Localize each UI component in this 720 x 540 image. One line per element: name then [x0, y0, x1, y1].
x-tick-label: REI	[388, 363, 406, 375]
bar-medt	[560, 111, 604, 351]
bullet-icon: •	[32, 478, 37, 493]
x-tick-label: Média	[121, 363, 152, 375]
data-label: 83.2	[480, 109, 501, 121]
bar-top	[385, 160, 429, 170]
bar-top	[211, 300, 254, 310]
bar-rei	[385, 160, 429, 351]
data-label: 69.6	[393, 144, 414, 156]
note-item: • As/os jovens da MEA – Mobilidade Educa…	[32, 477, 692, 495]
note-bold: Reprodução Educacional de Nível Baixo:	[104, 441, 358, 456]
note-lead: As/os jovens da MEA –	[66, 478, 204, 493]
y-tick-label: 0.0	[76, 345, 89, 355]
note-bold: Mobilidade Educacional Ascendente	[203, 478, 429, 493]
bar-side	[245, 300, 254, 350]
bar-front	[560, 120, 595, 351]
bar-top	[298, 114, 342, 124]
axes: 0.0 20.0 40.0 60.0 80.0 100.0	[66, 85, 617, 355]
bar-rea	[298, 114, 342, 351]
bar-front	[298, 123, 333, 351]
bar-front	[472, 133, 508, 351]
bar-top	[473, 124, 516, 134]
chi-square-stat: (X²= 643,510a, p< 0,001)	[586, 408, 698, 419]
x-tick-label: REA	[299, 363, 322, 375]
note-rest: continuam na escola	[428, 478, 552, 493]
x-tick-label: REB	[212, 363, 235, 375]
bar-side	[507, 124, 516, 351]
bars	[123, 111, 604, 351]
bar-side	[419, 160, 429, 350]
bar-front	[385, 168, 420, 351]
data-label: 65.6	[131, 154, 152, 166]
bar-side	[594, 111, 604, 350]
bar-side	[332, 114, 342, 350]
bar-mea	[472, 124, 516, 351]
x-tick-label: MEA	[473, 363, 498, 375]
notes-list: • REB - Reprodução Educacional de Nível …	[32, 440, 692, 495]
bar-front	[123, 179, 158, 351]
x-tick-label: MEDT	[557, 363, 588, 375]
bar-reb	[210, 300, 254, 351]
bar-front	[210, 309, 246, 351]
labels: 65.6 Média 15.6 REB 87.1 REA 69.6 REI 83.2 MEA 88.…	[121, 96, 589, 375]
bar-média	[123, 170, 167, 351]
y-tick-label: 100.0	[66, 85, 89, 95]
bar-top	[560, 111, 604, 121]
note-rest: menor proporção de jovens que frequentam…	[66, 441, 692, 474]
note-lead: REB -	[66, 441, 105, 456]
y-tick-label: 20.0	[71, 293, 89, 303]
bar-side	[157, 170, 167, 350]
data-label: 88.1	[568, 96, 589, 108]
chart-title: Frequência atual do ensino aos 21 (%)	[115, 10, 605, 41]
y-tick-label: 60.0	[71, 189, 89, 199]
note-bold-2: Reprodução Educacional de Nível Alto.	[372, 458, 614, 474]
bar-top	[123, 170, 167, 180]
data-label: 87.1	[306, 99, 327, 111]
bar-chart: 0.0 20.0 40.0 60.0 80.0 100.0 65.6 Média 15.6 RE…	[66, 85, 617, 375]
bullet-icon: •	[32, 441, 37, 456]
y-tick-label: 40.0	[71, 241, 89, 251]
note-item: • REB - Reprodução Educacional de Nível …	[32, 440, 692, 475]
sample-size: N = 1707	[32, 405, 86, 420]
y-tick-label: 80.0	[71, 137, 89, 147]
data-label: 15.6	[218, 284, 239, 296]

^^^^^^^^

▶ [AIM OF THE TASK] Recast the data as a Markdown table with the columns "Row" and "Data line," numbering each row. Begin at the first line of the data, stop after the line that contains "160, 429, 350]", and leave out blank lines.

▶ [CORRECT RESPONSE]
| Row | Data line |
|---|---|
| 1 | Localize each UI component in this 720 x 540 image. One line per element: name then [x0, y0, x1, y1]. |
| 2 | x-tick-label: REI	[388, 363, 406, 375] |
| 3 | bar-medt	[560, 111, 604, 351] |
| 4 | bullet-icon: •	[32, 478, 37, 493] |
| 5 | x-tick-label: Média	[121, 363, 152, 375] |
| 6 | data-label: 83.2	[480, 109, 501, 121] |
| 7 | bar-top	[385, 160, 429, 170] |
| 8 | bar-top	[211, 300, 254, 310] |
| 9 | bar-rei	[385, 160, 429, 351] |
| 10 | data-label: 69.6	[393, 144, 414, 156] |
| 11 | note-item: • As/os jovens da MEA – Mobilidade Educa…	[32, 477, 692, 495] |
| 12 | note-bold: Reprodução Educacional de Nível Baixo:	[104, 441, 358, 456] |
| 13 | note-lead: As/os jovens da MEA –	[66, 478, 204, 493] |
| 14 | y-tick-label: 0.0	[76, 345, 89, 355] |
| 15 | note-bold: Mobilidade Educacional Ascendente	[203, 478, 429, 493] |
| 16 | bar-side	[245, 300, 254, 350] |
| 17 | bar-front	[560, 120, 595, 351] |
| 18 | bar-top	[298, 114, 342, 124] |
| 19 | axes: 0.0 20.0 40.0 60.0 80.0 100.0	[66, 85, 617, 355] |
| 20 | bar-rea	[298, 114, 342, 351] |
| 21 | bar-front	[298, 123, 333, 351] |
| 22 | bar-front	[472, 133, 508, 351] |
| 23 | bar-top	[473, 124, 516, 134] |
| 24 | chi-square-stat: (X²= 643,510a, p< 0,001)	[586, 408, 698, 419] |
| 25 | x-tick-label: REA	[299, 363, 322, 375] |
| 26 | note-rest: continuam na escola	[428, 478, 552, 493] |
| 27 | x-tick-label: REB	[212, 363, 235, 375] |
| 28 | bar-side	[507, 124, 516, 351] |
| 29 | bars	[123, 111, 604, 351] |
| 30 | bar-side	[419, 160, 429, 350] |